> _DATA_
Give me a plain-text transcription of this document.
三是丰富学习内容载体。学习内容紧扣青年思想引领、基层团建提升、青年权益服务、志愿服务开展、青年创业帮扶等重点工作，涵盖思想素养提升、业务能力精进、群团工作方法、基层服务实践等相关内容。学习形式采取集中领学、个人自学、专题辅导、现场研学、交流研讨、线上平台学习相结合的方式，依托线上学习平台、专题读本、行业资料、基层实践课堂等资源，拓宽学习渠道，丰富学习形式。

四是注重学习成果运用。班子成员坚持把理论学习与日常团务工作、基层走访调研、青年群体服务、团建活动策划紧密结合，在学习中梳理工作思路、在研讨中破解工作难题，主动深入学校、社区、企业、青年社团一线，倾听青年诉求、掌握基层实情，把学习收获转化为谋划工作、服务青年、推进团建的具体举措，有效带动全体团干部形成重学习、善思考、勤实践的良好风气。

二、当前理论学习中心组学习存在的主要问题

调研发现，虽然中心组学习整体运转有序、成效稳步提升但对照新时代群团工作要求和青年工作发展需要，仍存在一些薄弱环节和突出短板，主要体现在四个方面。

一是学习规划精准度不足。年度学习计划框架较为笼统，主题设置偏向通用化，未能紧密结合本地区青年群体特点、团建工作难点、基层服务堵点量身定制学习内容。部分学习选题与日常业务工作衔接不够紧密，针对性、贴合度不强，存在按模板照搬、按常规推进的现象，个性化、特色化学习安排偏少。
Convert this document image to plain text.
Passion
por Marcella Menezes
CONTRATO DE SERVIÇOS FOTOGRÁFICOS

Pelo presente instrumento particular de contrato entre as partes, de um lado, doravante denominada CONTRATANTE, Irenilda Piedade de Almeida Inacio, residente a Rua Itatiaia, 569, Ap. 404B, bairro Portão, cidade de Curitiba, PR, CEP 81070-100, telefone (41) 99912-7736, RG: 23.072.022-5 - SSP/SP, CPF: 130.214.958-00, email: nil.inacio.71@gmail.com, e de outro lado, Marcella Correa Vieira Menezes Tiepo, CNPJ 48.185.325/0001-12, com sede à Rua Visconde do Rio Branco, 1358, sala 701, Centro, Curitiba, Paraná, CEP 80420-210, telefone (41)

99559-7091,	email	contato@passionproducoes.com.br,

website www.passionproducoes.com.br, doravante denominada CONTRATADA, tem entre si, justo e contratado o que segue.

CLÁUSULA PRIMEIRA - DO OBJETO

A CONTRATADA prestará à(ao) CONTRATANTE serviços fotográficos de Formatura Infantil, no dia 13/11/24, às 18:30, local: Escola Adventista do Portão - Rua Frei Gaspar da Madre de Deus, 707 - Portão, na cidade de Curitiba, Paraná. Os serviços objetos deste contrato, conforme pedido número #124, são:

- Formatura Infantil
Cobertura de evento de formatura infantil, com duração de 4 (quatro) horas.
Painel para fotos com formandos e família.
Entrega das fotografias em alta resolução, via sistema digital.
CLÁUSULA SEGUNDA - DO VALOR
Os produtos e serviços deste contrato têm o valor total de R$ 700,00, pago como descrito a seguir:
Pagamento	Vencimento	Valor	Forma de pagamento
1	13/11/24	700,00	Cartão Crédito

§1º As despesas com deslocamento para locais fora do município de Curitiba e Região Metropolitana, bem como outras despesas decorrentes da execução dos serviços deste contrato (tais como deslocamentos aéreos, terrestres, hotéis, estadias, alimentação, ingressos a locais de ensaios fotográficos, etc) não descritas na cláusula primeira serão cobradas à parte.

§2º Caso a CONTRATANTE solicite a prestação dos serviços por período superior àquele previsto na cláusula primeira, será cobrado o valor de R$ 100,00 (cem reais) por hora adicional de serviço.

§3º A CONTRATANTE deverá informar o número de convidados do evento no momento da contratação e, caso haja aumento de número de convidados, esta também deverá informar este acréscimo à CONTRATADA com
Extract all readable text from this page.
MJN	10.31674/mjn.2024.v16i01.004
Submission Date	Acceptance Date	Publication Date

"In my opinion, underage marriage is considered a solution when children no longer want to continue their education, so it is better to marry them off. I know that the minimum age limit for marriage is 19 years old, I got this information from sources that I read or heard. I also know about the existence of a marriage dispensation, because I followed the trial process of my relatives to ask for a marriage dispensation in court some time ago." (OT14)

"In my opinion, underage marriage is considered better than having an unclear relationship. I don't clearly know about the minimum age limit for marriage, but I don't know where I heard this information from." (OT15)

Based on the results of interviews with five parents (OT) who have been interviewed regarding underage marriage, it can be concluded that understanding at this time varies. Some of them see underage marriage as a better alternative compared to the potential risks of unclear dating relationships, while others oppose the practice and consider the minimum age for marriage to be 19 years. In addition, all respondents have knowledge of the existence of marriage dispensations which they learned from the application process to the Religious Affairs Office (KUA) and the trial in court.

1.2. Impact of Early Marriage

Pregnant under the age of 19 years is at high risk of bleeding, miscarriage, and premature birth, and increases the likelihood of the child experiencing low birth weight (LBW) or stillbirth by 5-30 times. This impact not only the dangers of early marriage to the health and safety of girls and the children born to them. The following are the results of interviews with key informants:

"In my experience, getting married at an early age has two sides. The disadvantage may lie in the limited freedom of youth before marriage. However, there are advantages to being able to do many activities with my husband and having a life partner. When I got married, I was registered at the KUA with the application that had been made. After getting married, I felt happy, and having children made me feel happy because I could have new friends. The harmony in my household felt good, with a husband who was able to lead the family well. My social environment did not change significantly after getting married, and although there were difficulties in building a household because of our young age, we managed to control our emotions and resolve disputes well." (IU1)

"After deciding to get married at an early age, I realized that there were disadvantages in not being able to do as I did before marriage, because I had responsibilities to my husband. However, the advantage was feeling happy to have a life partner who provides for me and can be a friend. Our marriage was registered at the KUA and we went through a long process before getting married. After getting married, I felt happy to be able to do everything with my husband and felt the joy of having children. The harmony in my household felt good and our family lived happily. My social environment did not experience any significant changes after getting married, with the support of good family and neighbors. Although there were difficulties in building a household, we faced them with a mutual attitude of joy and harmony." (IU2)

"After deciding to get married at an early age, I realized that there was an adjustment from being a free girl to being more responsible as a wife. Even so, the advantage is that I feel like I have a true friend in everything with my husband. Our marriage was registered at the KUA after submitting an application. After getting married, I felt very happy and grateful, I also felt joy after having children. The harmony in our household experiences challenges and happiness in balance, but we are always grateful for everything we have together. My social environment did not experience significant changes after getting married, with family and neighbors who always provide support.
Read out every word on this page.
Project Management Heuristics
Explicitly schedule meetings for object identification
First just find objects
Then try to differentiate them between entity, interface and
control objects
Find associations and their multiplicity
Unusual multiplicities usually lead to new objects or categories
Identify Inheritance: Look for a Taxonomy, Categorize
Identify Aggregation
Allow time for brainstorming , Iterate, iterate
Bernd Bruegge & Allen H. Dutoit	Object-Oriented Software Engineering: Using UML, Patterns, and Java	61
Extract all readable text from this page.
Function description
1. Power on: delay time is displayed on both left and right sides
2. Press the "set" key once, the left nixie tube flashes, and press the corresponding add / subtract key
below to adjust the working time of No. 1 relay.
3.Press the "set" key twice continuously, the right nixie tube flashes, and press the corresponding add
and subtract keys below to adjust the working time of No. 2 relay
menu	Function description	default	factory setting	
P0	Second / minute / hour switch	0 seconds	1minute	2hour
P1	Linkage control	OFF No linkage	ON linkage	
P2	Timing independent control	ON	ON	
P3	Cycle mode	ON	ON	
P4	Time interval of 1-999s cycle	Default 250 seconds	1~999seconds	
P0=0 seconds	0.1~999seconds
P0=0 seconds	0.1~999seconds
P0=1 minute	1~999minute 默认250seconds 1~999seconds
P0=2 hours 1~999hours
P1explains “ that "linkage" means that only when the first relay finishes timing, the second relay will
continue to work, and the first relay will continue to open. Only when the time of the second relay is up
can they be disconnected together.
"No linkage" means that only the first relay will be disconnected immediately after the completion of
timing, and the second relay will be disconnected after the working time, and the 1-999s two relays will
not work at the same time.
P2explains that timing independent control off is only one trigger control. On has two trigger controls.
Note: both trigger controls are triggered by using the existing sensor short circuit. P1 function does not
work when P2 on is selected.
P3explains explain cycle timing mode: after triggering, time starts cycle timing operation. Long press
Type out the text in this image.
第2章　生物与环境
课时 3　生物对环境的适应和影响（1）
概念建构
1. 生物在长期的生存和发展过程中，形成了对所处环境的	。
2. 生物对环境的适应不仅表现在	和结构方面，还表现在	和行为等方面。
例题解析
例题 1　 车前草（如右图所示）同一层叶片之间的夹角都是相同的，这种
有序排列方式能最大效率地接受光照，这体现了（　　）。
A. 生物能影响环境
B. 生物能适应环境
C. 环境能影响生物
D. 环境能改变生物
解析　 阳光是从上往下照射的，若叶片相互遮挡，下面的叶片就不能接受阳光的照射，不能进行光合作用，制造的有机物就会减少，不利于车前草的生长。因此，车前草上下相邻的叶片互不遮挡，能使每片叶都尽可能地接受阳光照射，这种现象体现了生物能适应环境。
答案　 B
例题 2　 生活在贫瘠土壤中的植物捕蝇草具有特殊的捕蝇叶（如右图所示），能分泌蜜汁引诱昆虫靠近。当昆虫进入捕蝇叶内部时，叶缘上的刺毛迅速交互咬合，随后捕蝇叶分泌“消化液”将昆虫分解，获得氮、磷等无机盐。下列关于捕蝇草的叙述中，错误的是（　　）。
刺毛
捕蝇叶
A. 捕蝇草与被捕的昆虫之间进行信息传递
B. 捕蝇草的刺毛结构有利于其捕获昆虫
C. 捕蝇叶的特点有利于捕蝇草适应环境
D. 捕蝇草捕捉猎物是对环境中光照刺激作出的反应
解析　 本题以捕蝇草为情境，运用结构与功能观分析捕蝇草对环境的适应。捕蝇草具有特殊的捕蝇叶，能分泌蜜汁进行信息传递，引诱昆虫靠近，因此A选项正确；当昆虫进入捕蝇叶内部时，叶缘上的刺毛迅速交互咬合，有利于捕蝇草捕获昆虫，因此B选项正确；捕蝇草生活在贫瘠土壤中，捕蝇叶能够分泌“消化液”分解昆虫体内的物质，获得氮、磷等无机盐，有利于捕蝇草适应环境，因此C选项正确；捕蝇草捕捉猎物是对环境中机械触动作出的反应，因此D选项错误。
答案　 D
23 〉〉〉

> _TASK TO CARRY OUT_
Examine the records and pull out every line where the string "they" occurs.

> _THE ANSWER_
Based on the results of interviews with five parents (OT) who have been interviewed regarding underage marriage, it can be concluded that understanding at this time varies. Some of them see underage marriage as a better alternative compared to the potential risks of unclear dating relationships, while others oppose the practice and consider the minimum age for marriage to be 19 years. In addition, all respondents have knowledge of the existence of marriage dispensations which they learned from the application process to the Religious Affairs Office (KUA) and the trial in court.
can they be disconnected together.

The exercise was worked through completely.